§ **To do**
In the listing below, find every line containing "информации" and copy it out.

§ **Data section**

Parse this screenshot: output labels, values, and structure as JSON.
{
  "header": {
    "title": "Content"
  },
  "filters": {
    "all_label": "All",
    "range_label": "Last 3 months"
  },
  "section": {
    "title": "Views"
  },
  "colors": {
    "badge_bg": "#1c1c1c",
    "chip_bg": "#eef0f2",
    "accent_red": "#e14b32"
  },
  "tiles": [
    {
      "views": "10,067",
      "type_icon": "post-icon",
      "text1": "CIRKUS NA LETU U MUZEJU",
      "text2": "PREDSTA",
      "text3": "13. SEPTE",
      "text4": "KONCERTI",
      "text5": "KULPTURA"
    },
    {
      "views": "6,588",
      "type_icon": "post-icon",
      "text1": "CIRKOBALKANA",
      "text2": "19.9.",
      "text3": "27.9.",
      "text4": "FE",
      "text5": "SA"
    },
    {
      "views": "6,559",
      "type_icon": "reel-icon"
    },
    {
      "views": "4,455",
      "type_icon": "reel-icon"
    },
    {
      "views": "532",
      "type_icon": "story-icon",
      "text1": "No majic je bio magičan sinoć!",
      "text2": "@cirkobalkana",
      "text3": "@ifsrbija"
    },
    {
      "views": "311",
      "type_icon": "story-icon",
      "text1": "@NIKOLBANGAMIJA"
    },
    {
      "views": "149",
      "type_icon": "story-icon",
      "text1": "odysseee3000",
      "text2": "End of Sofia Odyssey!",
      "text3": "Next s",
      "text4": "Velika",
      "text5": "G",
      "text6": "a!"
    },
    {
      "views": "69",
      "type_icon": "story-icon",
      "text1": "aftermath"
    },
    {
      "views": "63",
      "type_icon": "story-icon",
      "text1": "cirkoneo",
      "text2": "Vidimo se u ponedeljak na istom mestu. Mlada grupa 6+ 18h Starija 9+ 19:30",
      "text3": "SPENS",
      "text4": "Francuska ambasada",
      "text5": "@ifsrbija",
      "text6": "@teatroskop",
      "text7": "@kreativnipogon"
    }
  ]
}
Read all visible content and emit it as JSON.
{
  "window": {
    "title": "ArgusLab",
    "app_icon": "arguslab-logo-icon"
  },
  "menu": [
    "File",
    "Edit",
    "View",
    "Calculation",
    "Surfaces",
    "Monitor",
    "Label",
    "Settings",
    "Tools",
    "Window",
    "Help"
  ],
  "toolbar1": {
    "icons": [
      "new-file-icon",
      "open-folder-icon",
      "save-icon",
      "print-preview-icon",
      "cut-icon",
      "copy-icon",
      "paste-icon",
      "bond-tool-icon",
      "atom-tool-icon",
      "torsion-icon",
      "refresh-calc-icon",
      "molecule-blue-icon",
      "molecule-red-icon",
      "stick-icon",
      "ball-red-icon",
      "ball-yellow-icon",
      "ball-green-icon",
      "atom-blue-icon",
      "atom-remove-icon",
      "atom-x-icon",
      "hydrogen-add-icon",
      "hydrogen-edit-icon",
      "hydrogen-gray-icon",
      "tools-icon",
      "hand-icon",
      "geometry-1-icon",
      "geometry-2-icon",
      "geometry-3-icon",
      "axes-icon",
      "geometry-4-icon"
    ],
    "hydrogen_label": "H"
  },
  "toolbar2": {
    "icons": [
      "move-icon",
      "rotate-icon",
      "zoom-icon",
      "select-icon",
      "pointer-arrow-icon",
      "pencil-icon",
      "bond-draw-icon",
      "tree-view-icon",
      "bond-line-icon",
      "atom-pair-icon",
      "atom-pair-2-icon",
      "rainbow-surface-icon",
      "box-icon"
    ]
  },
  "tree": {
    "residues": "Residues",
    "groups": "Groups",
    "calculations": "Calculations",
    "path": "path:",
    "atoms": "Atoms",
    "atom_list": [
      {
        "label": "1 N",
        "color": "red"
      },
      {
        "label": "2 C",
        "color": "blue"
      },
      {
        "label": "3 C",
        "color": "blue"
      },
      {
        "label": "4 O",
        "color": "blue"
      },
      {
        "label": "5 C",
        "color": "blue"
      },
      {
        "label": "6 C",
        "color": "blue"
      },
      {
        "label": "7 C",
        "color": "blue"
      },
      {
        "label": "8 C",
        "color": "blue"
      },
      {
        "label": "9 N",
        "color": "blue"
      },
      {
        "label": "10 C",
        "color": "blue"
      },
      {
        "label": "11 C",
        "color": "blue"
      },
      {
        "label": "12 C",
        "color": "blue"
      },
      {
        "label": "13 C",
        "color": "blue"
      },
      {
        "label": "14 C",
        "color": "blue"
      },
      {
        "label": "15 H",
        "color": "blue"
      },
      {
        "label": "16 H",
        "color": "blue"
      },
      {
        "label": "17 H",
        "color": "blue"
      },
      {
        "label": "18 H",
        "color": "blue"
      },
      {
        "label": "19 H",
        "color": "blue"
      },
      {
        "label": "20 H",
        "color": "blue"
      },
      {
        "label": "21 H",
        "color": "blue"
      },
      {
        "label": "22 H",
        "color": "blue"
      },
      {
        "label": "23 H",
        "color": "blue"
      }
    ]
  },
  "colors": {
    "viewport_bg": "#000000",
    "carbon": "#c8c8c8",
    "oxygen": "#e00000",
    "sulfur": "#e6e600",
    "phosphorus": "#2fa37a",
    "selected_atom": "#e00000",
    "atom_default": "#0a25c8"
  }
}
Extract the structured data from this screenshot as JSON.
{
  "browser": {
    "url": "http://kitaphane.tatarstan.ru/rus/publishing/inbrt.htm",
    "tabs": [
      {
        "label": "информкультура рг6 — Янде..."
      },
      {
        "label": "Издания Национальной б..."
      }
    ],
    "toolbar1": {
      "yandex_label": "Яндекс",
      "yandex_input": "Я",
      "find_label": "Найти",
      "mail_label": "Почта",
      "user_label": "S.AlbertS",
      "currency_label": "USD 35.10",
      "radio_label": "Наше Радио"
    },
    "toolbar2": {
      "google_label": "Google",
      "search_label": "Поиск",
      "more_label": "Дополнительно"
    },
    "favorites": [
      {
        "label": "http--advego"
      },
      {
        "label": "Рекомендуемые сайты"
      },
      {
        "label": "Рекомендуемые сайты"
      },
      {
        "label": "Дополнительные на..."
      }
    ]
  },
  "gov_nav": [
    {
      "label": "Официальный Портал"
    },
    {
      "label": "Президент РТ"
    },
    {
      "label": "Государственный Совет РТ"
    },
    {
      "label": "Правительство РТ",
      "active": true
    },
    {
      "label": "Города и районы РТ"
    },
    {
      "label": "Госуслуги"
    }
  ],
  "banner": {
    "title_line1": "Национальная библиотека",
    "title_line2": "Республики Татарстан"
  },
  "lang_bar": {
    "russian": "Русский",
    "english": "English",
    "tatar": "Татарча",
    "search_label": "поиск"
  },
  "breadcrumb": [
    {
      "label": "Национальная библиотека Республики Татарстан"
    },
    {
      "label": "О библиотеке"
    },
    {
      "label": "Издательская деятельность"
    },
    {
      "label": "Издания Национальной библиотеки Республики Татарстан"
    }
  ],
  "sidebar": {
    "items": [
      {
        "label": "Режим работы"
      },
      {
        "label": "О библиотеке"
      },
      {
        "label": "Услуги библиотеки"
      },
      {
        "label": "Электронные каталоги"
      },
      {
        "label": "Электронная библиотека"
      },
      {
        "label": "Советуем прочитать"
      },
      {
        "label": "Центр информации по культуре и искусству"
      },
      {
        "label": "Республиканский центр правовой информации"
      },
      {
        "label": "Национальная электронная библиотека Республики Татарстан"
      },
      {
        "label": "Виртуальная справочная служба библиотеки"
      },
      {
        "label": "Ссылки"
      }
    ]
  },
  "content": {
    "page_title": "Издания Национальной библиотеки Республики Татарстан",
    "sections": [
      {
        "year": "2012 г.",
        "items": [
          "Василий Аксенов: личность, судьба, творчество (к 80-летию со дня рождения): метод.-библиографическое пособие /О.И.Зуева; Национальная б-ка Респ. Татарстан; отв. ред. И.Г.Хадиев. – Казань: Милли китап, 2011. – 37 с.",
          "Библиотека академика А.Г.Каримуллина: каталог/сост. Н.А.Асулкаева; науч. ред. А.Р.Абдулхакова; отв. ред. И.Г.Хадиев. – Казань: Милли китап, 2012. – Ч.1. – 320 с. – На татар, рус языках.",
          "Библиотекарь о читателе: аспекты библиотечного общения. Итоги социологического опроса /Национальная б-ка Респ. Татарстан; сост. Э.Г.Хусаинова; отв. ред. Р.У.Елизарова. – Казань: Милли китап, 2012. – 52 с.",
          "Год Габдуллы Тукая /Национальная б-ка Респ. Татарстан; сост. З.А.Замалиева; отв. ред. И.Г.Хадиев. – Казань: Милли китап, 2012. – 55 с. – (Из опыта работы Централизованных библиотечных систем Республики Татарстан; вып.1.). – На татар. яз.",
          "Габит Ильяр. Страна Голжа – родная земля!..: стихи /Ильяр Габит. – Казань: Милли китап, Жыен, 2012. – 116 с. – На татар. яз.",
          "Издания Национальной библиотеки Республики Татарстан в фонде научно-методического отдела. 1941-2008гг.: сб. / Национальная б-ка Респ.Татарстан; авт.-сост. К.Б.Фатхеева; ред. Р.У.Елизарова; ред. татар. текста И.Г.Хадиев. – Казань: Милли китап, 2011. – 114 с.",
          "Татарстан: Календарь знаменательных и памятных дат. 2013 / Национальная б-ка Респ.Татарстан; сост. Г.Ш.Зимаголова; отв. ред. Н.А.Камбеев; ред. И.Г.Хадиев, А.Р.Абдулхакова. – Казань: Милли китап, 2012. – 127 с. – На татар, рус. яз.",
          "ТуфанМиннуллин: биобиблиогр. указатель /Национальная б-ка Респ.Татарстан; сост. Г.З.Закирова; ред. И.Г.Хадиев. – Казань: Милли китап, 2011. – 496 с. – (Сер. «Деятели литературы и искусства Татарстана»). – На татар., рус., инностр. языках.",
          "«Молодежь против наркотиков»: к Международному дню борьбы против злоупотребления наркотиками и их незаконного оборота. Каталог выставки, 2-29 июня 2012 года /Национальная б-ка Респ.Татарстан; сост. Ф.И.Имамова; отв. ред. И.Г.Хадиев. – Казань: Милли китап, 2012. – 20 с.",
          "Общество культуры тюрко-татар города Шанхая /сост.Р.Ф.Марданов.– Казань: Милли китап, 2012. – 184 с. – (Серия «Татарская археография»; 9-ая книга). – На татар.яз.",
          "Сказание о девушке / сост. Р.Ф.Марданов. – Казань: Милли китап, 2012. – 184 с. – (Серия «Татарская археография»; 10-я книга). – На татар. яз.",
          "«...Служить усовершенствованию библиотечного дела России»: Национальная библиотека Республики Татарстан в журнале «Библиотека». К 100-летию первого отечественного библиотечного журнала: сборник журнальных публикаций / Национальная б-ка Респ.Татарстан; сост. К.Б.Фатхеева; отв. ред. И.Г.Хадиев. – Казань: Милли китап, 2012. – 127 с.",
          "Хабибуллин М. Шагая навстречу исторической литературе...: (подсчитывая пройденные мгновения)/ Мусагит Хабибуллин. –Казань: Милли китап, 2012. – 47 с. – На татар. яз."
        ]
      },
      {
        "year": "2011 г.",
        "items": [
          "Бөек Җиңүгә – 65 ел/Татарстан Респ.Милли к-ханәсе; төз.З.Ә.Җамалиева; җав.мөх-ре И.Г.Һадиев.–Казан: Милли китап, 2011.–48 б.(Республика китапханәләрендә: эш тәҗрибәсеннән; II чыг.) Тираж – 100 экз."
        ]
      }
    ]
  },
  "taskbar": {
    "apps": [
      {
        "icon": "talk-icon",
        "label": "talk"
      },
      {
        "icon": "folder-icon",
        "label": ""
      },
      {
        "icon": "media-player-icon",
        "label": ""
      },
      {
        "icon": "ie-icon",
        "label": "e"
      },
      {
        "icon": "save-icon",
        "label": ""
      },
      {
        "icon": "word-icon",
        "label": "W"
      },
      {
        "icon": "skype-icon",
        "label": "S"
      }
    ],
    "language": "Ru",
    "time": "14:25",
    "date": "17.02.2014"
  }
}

§ **Result**
        "label": "Центр информации по культуре и искусству"
        "label": "Республиканский центр правовой информации"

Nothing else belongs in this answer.